**** PROVIDED MATERIAL ****

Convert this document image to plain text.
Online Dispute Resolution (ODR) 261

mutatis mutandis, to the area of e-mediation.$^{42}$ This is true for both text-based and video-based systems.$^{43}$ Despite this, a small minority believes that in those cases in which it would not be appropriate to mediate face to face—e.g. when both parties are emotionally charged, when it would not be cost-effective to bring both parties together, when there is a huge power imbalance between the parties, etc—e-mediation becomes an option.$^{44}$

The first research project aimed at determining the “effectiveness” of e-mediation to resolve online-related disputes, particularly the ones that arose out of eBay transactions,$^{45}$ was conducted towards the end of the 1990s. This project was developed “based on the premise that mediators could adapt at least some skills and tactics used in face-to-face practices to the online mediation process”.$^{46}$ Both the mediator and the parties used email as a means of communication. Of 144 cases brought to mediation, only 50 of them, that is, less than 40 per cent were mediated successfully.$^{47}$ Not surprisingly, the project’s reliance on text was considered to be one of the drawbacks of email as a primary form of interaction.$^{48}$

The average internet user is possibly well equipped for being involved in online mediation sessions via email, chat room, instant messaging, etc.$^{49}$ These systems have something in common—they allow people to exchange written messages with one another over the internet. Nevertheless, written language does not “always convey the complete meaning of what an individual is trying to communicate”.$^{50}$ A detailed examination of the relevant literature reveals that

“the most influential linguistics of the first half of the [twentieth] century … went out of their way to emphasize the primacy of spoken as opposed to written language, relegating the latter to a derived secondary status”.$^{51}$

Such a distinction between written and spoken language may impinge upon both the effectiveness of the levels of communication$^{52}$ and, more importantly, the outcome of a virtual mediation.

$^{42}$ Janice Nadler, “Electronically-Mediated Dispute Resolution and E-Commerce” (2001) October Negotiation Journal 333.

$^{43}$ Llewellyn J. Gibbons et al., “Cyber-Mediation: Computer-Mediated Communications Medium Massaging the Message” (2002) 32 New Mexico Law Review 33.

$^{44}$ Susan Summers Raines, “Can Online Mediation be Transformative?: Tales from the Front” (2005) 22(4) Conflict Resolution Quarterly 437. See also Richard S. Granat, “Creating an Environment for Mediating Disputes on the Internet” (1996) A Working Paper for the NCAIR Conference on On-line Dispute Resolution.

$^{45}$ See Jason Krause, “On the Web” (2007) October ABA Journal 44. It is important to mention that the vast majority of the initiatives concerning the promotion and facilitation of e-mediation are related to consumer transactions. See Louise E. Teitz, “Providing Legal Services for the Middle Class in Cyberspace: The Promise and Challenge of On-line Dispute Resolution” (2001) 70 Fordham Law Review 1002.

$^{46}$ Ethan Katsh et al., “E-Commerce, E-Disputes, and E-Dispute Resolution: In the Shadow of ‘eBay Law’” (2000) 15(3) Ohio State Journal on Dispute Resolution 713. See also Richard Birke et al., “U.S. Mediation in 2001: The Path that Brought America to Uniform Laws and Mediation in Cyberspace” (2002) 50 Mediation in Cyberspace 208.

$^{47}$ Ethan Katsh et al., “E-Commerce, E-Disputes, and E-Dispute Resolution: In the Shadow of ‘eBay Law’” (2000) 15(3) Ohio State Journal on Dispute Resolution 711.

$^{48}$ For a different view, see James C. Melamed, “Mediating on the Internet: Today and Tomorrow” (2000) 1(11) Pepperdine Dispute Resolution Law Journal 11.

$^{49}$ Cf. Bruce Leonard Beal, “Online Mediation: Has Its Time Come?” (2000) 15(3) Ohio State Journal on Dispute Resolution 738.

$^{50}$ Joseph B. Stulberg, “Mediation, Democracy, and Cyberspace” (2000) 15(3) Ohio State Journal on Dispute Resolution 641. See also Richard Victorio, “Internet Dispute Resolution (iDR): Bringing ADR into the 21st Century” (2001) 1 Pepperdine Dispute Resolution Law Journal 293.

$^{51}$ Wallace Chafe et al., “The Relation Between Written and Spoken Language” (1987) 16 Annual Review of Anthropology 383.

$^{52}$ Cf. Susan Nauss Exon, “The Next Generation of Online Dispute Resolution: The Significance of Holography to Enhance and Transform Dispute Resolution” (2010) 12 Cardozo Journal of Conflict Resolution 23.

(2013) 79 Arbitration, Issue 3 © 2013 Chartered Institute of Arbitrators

****
**** PROVIDED MATERIAL ****

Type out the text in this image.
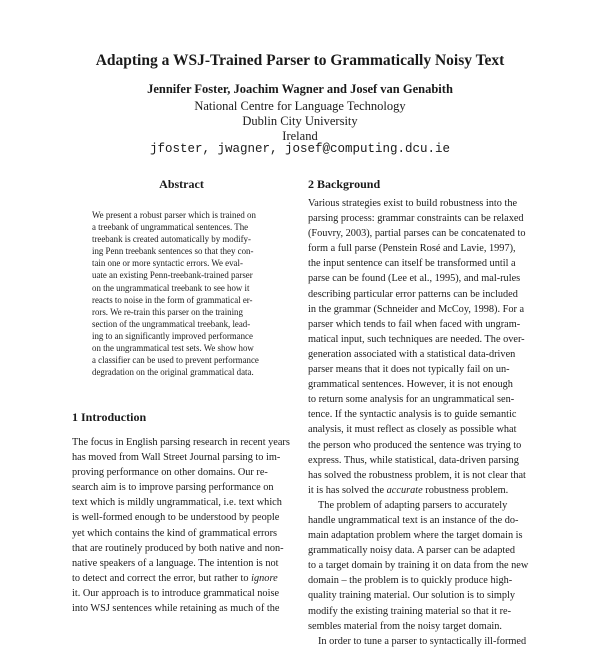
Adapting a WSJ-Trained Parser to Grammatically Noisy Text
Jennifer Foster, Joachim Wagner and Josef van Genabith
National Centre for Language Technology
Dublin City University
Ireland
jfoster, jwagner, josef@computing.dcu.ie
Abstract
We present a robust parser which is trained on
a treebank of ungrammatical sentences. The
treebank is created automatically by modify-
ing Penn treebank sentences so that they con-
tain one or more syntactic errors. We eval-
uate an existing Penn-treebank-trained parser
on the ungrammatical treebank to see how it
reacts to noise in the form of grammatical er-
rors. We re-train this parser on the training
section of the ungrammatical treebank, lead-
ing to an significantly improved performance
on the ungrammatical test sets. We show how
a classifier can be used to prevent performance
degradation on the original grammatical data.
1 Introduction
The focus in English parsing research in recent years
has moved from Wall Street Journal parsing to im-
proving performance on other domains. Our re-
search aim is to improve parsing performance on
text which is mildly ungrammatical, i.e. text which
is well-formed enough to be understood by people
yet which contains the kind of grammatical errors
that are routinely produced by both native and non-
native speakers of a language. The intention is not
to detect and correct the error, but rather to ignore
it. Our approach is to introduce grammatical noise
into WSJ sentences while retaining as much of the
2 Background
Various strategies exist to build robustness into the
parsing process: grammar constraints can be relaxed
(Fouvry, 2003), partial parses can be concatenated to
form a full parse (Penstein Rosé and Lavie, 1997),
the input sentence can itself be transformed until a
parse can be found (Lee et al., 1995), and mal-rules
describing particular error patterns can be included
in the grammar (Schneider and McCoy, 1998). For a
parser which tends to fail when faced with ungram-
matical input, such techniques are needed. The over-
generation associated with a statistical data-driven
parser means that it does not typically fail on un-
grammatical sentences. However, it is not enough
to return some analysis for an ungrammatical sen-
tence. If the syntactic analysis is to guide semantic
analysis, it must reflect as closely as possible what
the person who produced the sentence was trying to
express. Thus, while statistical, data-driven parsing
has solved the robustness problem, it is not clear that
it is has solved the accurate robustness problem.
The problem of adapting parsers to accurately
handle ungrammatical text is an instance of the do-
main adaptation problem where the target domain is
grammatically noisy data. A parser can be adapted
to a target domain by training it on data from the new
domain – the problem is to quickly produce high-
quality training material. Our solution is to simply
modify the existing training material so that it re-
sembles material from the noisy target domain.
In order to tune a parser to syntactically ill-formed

****
**** PROVIDED MATERIAL ****

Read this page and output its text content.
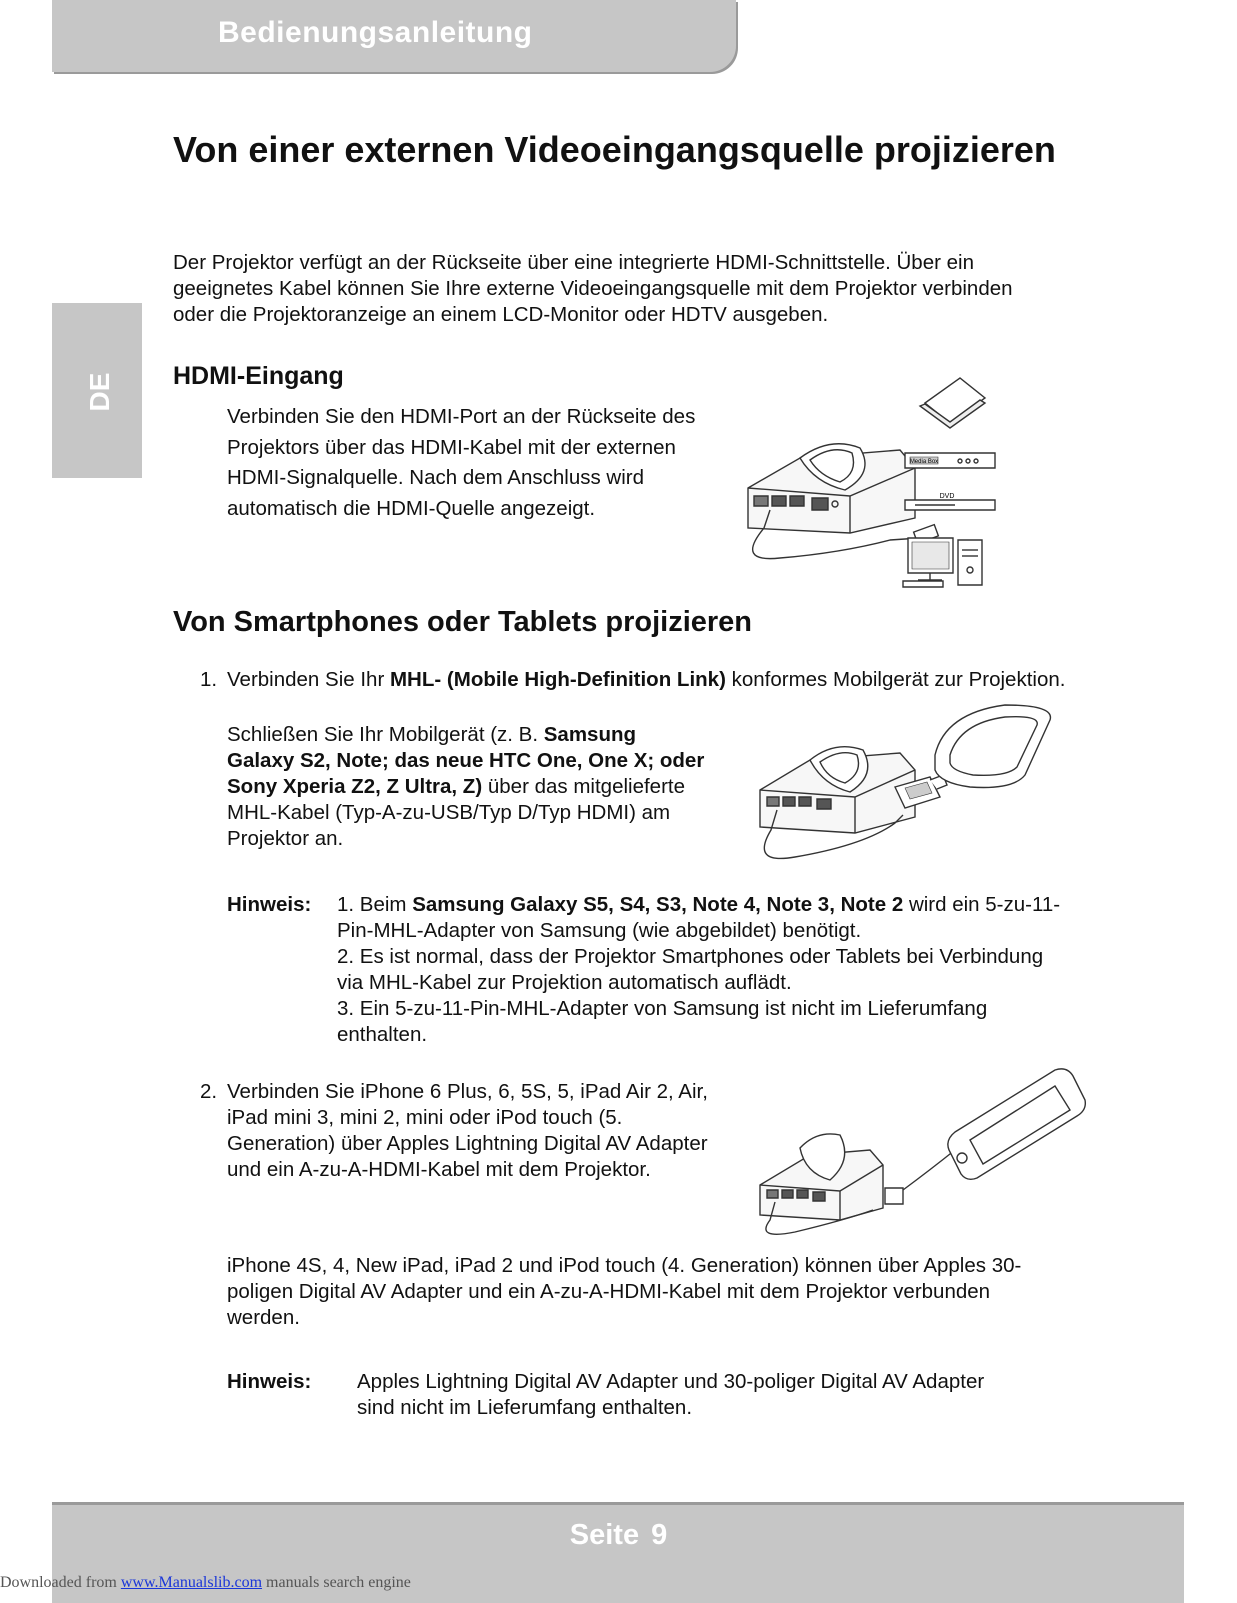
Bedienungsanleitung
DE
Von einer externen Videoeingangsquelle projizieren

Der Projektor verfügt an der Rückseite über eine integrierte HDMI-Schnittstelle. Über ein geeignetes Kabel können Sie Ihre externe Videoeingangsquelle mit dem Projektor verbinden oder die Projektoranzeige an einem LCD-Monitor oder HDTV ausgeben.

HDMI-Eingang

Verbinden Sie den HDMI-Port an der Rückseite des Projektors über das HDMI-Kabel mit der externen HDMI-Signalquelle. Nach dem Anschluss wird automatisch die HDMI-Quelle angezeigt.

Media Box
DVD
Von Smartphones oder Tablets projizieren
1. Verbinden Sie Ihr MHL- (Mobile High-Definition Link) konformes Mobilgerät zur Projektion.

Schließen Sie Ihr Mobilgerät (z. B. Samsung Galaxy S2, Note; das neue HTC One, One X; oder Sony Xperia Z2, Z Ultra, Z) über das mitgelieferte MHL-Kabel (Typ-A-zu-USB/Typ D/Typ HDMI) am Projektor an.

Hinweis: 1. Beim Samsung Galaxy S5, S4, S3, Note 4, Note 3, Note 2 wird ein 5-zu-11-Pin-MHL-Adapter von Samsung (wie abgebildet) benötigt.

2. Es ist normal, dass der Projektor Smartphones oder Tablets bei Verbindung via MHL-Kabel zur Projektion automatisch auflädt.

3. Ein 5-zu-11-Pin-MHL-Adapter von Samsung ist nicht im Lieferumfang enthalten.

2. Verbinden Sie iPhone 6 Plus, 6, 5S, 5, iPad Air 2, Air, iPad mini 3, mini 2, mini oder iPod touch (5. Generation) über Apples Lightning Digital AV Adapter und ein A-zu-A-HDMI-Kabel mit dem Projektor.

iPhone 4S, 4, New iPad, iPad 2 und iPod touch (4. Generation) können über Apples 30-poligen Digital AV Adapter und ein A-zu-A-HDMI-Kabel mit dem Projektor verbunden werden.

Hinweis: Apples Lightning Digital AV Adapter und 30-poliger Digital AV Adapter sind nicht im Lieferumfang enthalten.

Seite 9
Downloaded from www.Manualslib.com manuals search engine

****

*TASK GOAL*
How many lines of the listing include the string "projizieren"? Answer with the number alone.

*PROBLEM SOLUTION*
2